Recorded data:

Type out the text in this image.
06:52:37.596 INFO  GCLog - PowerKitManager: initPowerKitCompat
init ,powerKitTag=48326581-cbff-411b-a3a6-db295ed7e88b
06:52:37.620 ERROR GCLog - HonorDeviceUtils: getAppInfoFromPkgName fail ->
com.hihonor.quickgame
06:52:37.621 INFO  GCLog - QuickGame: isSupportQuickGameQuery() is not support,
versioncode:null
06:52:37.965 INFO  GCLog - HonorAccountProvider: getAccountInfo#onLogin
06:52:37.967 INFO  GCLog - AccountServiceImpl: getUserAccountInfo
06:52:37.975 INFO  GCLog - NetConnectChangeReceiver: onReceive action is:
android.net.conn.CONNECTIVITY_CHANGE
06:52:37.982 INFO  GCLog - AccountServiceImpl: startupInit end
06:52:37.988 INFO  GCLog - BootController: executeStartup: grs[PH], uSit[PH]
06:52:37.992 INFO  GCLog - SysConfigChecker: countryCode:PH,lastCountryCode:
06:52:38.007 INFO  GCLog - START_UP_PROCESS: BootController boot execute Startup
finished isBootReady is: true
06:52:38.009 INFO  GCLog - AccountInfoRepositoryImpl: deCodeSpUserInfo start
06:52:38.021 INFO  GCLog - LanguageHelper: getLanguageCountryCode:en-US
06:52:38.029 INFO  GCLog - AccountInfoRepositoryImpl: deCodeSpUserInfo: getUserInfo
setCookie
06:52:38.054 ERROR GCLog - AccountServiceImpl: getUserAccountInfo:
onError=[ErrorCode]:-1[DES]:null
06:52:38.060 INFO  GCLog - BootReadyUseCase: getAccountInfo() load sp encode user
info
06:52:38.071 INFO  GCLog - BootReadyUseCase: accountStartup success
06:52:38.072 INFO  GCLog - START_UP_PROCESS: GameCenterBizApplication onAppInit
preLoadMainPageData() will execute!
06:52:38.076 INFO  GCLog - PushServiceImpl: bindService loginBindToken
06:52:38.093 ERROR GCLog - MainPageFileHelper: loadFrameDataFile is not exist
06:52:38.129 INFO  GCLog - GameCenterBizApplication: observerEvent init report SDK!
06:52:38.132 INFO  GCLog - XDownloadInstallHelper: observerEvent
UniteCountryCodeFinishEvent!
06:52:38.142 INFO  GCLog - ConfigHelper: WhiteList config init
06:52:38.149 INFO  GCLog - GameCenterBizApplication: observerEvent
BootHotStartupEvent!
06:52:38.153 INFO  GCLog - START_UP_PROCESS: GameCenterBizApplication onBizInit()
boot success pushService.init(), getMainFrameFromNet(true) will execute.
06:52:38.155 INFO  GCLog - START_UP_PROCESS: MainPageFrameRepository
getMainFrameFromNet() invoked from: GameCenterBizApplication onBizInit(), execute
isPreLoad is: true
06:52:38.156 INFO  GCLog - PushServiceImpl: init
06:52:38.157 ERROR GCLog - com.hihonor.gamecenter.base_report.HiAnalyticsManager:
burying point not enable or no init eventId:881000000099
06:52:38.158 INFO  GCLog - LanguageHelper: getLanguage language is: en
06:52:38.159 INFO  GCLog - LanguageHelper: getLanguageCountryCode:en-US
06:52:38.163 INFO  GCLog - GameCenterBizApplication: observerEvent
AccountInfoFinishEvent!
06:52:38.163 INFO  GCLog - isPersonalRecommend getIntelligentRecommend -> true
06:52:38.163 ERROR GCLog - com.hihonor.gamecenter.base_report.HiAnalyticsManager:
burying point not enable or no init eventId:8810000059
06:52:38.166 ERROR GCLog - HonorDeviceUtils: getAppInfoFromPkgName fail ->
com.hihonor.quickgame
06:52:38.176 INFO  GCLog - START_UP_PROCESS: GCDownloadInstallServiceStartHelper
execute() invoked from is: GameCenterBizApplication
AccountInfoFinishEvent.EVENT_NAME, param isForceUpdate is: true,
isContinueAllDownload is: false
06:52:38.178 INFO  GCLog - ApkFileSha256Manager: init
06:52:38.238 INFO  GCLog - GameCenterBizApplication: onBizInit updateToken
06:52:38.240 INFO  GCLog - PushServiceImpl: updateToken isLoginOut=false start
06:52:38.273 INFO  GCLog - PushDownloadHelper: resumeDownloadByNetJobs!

*SET TASK:* Provide all the records again, word for word.

*OUTPUT FOR THIS EXERCISE:*
Type out the text in this image.
06:52:37.596 INFO  GCLog - PowerKitManager: initPowerKitCompat
init ,powerKitTag=48326581-cbff-411b-a3a6-db295ed7e88b
06:52:37.620 ERROR GCLog - HonorDeviceUtils: getAppInfoFromPkgName fail ->
com.hihonor.quickgame
06:52:37.621 INFO  GCLog - QuickGame: isSupportQuickGameQuery() is not support,
versioncode:null
06:52:37.965 INFO  GCLog - HonorAccountProvider: getAccountInfo#onLogin
06:52:37.967 INFO  GCLog - AccountServiceImpl: getUserAccountInfo
06:52:37.975 INFO  GCLog - NetConnectChangeReceiver: onReceive action is:
android.net.conn.CONNECTIVITY_CHANGE
06:52:37.982 INFO  GCLog - AccountServiceImpl: startupInit end
06:52:37.988 INFO  GCLog - BootController: executeStartup: grs[PH], uSit[PH]
06:52:37.992 INFO  GCLog - SysConfigChecker: countryCode:PH,lastCountryCode:
06:52:38.007 INFO  GCLog - START_UP_PROCESS: BootController boot execute Startup
finished isBootReady is: true
06:52:38.009 INFO  GCLog - AccountInfoRepositoryImpl: deCodeSpUserInfo start
06:52:38.021 INFO  GCLog - LanguageHelper: getLanguageCountryCode:en-US
06:52:38.029 INFO  GCLog - AccountInfoRepositoryImpl: deCodeSpUserInfo: getUserInfo
setCookie
06:52:38.054 ERROR GCLog - AccountServiceImpl: getUserAccountInfo:
onError=[ErrorCode]:-1[DES]:null
06:52:38.060 INFO  GCLog - BootReadyUseCase: getAccountInfo() load sp encode user
info
06:52:38.071 INFO  GCLog - BootReadyUseCase: accountStartup success
06:52:38.072 INFO  GCLog - START_UP_PROCESS: GameCenterBizApplication onAppInit
preLoadMainPageData() will execute!
06:52:38.076 INFO  GCLog - PushServiceImpl: bindService loginBindToken
06:52:38.093 ERROR GCLog - MainPageFileHelper: loadFrameDataFile is not exist
06:52:38.129 INFO  GCLog - GameCenterBizApplication: observerEvent init report SDK!
06:52:38.132 INFO  GCLog - XDownloadInstallHelper: observerEvent
UniteCountryCodeFinishEvent!
06:52:38.142 INFO  GCLog - ConfigHelper: WhiteList config init
06:52:38.149 INFO  GCLog - GameCenterBizApplication: observerEvent
BootHotStartupEvent!
06:52:38.153 INFO  GCLog - START_UP_PROCESS: GameCenterBizApplication onBizInit()
boot success pushService.init(), getMainFrameFromNet(true) will execute.
06:52:38.155 INFO  GCLog - START_UP_PROCESS: MainPageFrameRepository
getMainFrameFromNet() invoked from: GameCenterBizApplication onBizInit(), execute
isPreLoad is: true
06:52:38.156 INFO  GCLog - PushServiceImpl: init
06:52:38.157 ERROR GCLog - com.hihonor.gamecenter.base_report.HiAnalyticsManager:
burying point not enable or no init eventId:881000000099
06:52:38.158 INFO  GCLog - LanguageHelper: getLanguage language is: en
06:52:38.159 INFO  GCLog - LanguageHelper: getLanguageCountryCode:en-US
06:52:38.163 INFO  GCLog - GameCenterBizApplication: observerEvent
AccountInfoFinishEvent!
06:52:38.163 INFO  GCLog - isPersonalRecommend getIntelligentRecommend -> true
06:52:38.163 ERROR GCLog - com.hihonor.gamecenter.base_report.HiAnalyticsManager:
burying point not enable or no init eventId:8810000059
06:52:38.166 ERROR GCLog - HonorDeviceUtils: getAppInfoFromPkgName fail ->
com.hihonor.quickgame
06:52:38.176 INFO  GCLog - START_UP_PROCESS: GCDownloadInstallServiceStartHelper
execute() invoked from is: GameCenterBizApplication
AccountInfoFinishEvent.EVENT_NAME, param isForceUpdate is: true,
isContinueAllDownload is: false
06:52:38.178 INFO  GCLog - ApkFileSha256Manager: init
06:52:38.238 INFO  GCLog - GameCenterBizApplication: onBizInit updateToken
06:52:38.240 INFO  GCLog - PushServiceImpl: updateToken isLoginOut=false start
06:52:38.273 INFO  GCLog - PushDownloadHelper: resumeDownloadByNetJobs!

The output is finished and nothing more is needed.